(Collected data entries)
+--

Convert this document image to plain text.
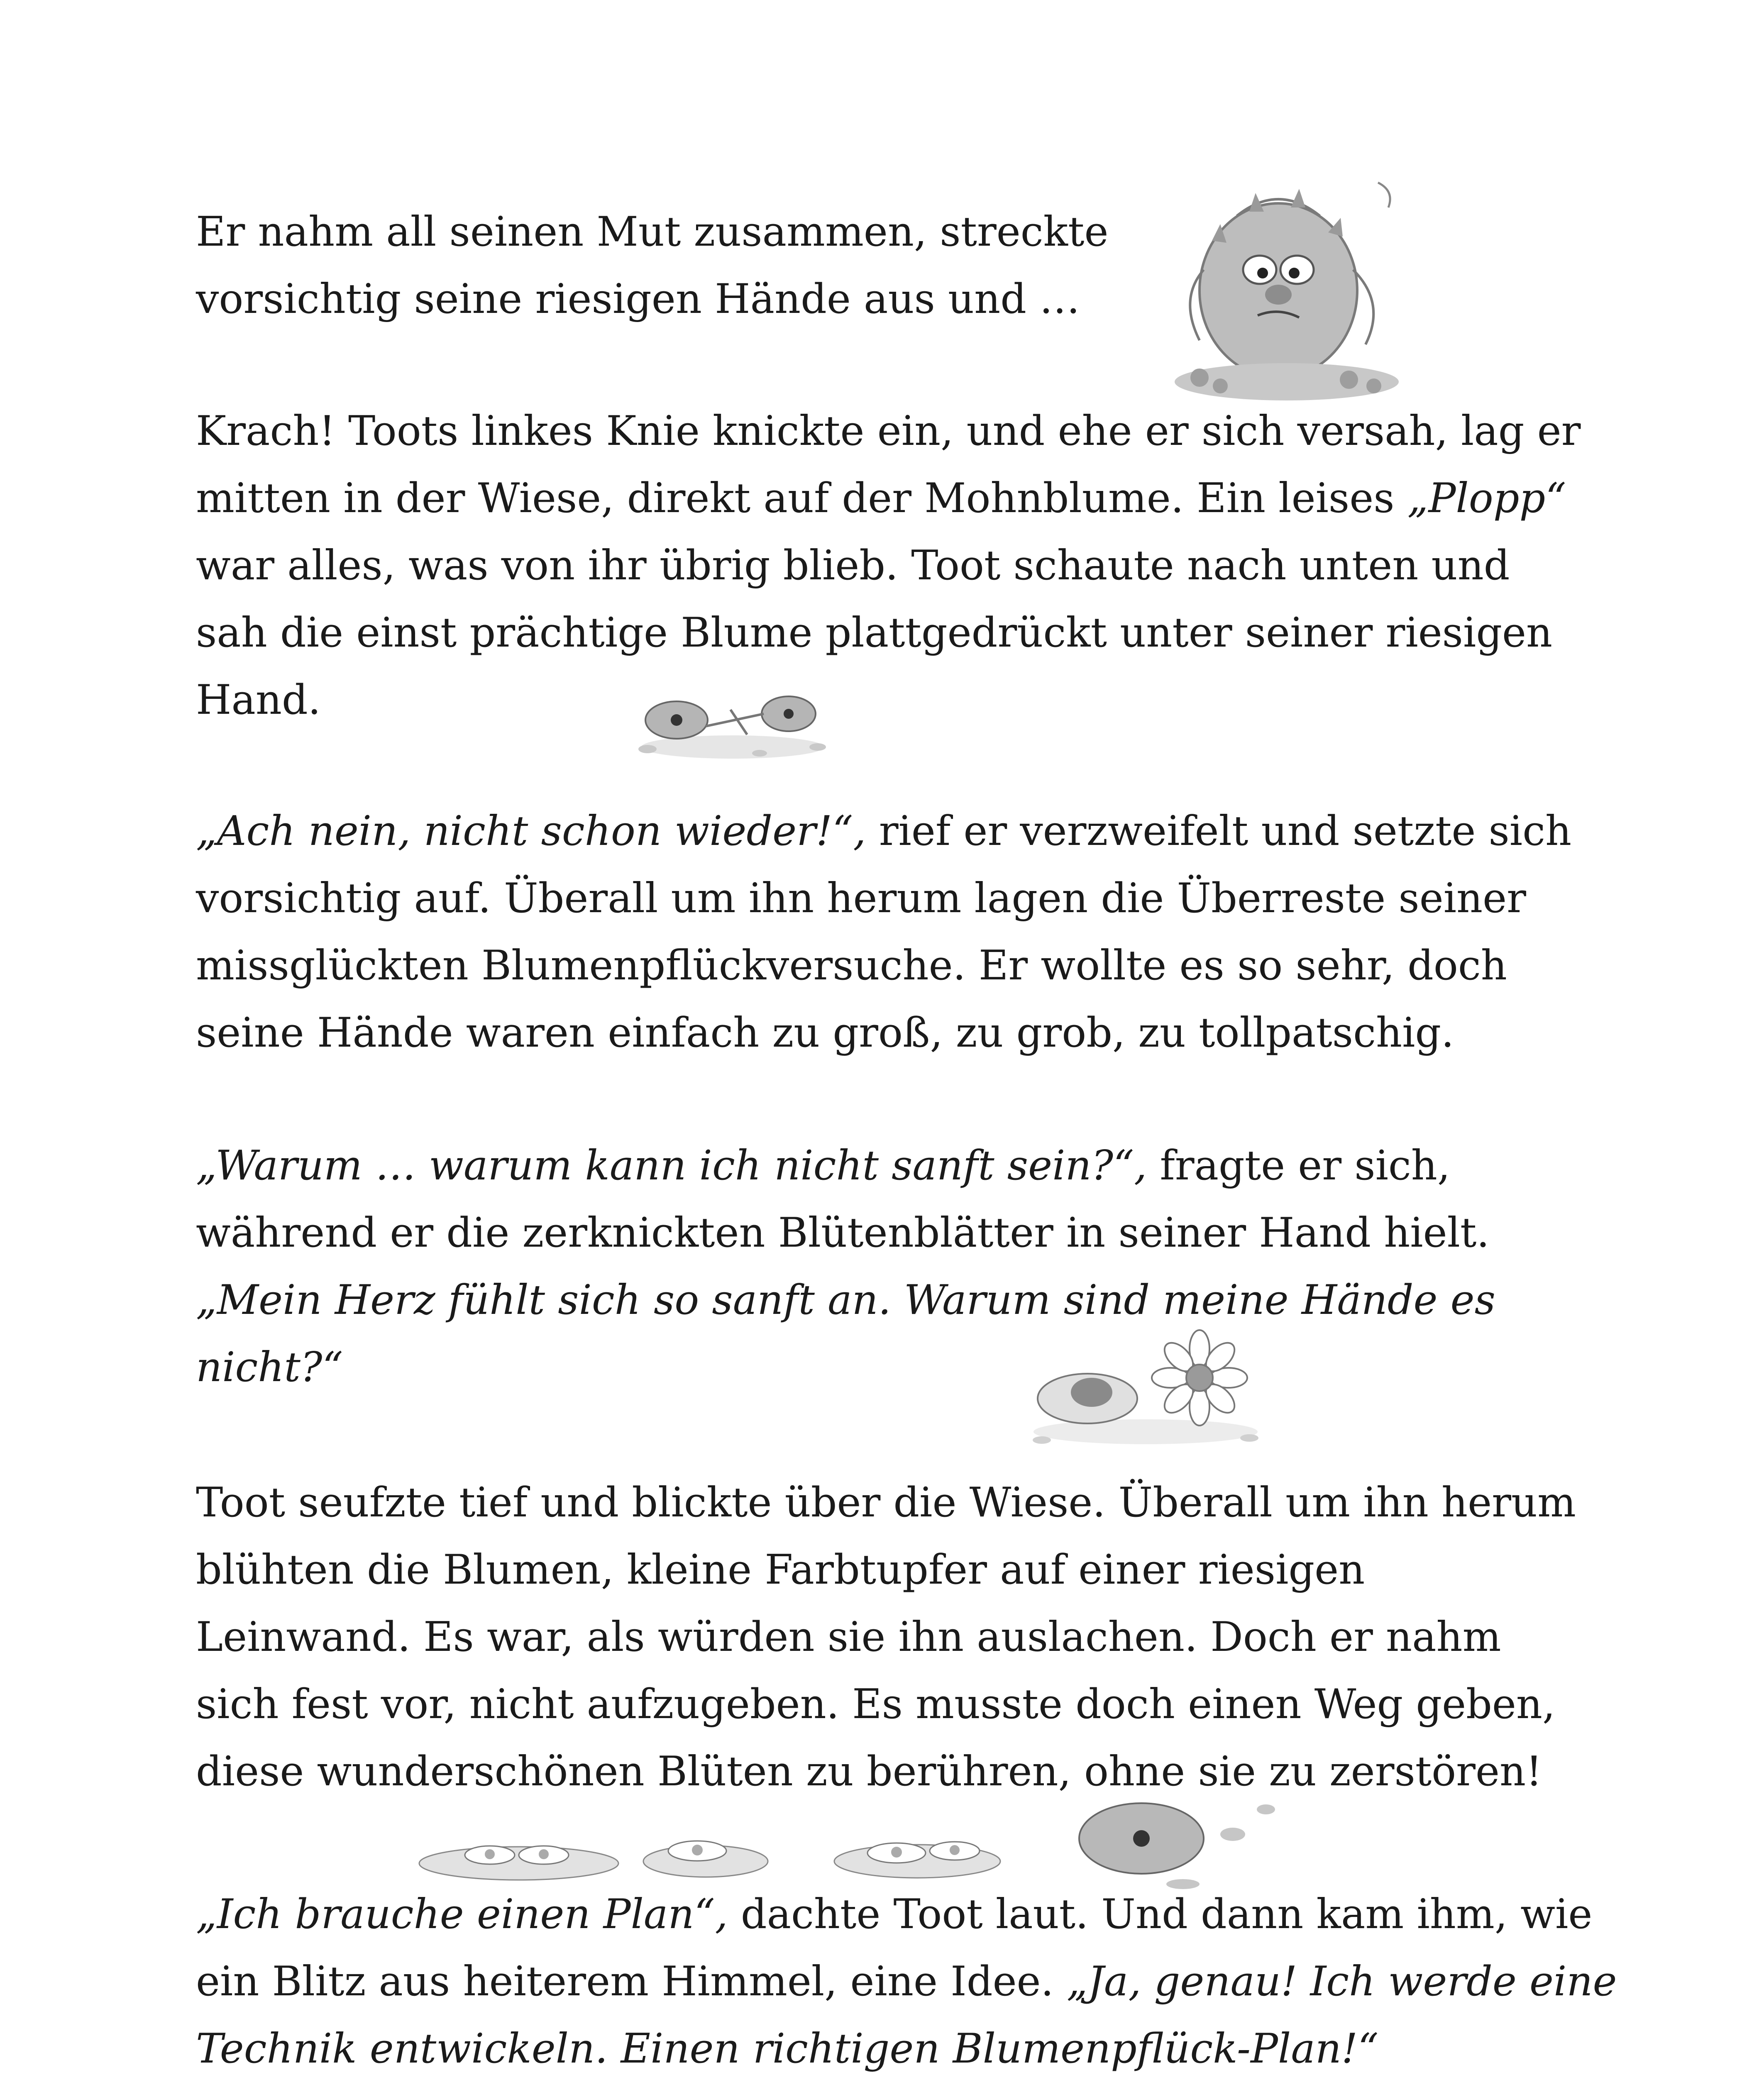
Er nahm all seinen Mut zusammen, streckte
vorsichtig seine riesigen Hände aus und …
Krach! Toots linkes Knie knickte ein, und ehe er sich versah, lag er
mitten in der Wiese, direkt auf der Mohnblume. Ein leises „Plopp“
war alles, was von ihr übrig blieb. Toot schaute nach unten und
sah die einst prächtige Blume plattgedrückt unter seiner riesigen
Hand.
„Ach nein, nicht schon wieder!“, rief er verzweifelt und setzte sich
vorsichtig auf. Überall um ihn herum lagen die Überreste seiner
missglückten Blumenpflückversuche. Er wollte es so sehr, doch
seine Hände waren einfach zu groß, zu grob, zu tollpatschig.
„Warum … warum kann ich nicht sanft sein?“, fragte er sich,
während er die zerknickten Blütenblätter in seiner Hand hielt.
„Mein Herz fühlt sich so sanft an. Warum sind meine Hände es
nicht?“
Toot seufzte tief und blickte über die Wiese. Überall um ihn herum
blühten die Blumen, kleine Farbtupfer auf einer riesigen
Leinwand. Es war, als würden sie ihn auslachen. Doch er nahm
sich fest vor, nicht aufzugeben. Es musste doch einen Weg geben,
diese wunderschönen Blüten zu berühren, ohne sie zu zerstören!
„Ich brauche einen Plan“, dachte Toot laut. Und dann kam ihm, wie
ein Blitz aus heiterem Himmel, eine Idee. „Ja, genau! Ich werde eine
Technik entwickeln. Einen richtigen Blumenpflück-Plan!“
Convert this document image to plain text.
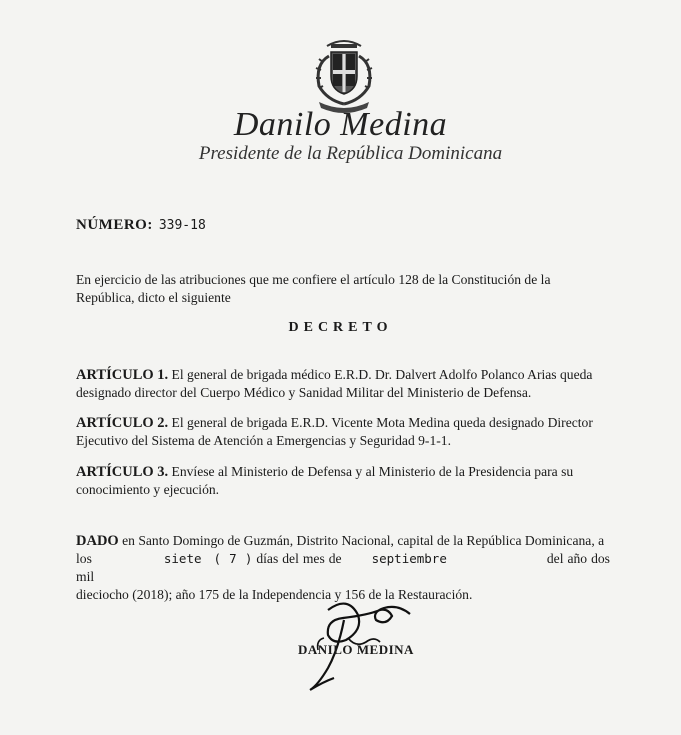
Danilo Medina
Presidente de la República Dominicana
NÚMERO: 339-18
En ejercicio de las atribuciones que me confiere el artículo 128 de la Constitución de la
República, dicto el siguiente
DECRETO
ARTÍCULO 1. El general de brigada médico E.R.D. Dr. Dalvert Adolfo Polanco Arias queda
designado director del Cuerpo Médico y Sanidad Militar del Ministerio de Defensa.
ARTÍCULO 2. El general de brigada E.R.D. Vicente Mota Medina queda designado Director
Ejecutivo del Sistema de Atención a Emergencias y Seguridad 9-1-1.
ARTÍCULO 3. Envíese al Ministerio de Defensa y al Ministerio de la Presidencia para su
conocimiento y ejecución.
DADO en Santo Domingo de Guzmán, Distrito Nacional, capital de la República Dominicana, a
los	siete ( 7 ) días del mes de septiembre	del año dos mil
dieciocho (2018); año 175 de la Independencia y 156 de la Restauración.
DANILO MEDINA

+--

● **TASK DESCRIPTION**:
Reproduce all of the material exactly, apart from the pictures.

● **SOLUTION**:
Convert this document image to plain text.
Er nahm all seinen Mut zusammen, streckte
vorsichtig seine riesigen Hände aus und …
Krach! Toots linkes Knie knickte ein, und ehe er sich versah, lag er
mitten in der Wiese, direkt auf der Mohnblume. Ein leises „Plopp“
war alles, was von ihr übrig blieb. Toot schaute nach unten und
sah die einst prächtige Blume plattgedrückt unter seiner riesigen
Hand.
„Ach nein, nicht schon wieder!“, rief er verzweifelt und setzte sich
vorsichtig auf. Überall um ihn herum lagen die Überreste seiner
missglückten Blumenpflückversuche. Er wollte es so sehr, doch
seine Hände waren einfach zu groß, zu grob, zu tollpatschig.
„Warum … warum kann ich nicht sanft sein?“, fragte er sich,
während er die zerknickten Blütenblätter in seiner Hand hielt.
„Mein Herz fühlt sich so sanft an. Warum sind meine Hände es
nicht?“
Toot seufzte tief und blickte über die Wiese. Überall um ihn herum
blühten die Blumen, kleine Farbtupfer auf einer riesigen
Leinwand. Es war, als würden sie ihn auslachen. Doch er nahm
sich fest vor, nicht aufzugeben. Es musste doch einen Weg geben,
diese wunderschönen Blüten zu berühren, ohne sie zu zerstören!
„Ich brauche einen Plan“, dachte Toot laut. Und dann kam ihm, wie
ein Blitz aus heiterem Himmel, eine Idee. „Ja, genau! Ich werde eine
Technik entwickeln. Einen richtigen Blumenpflück-Plan!“
Convert this document image to plain text.
Danilo Medina
Presidente de la República Dominicana
NÚMERO: 339-18
En ejercicio de las atribuciones que me confiere el artículo 128 de la Constitución de la
República, dicto el siguiente
DECRETO
ARTÍCULO 1. El general de brigada médico E.R.D. Dr. Dalvert Adolfo Polanco Arias queda
designado director del Cuerpo Médico y Sanidad Militar del Ministerio de Defensa.
ARTÍCULO 2. El general de brigada E.R.D. Vicente Mota Medina queda designado Director
Ejecutivo del Sistema de Atención a Emergencias y Seguridad 9-1-1.
ARTÍCULO 3. Envíese al Ministerio de Defensa y al Ministerio de la Presidencia para su
conocimiento y ejecución.
DADO en Santo Domingo de Guzmán, Distrito Nacional, capital de la República Dominicana, a
los	siete ( 7 ) días del mes de septiembre	del año dos mil
dieciocho (2018); año 175 de la Independencia y 156 de la Restauración.
DANILO MEDINA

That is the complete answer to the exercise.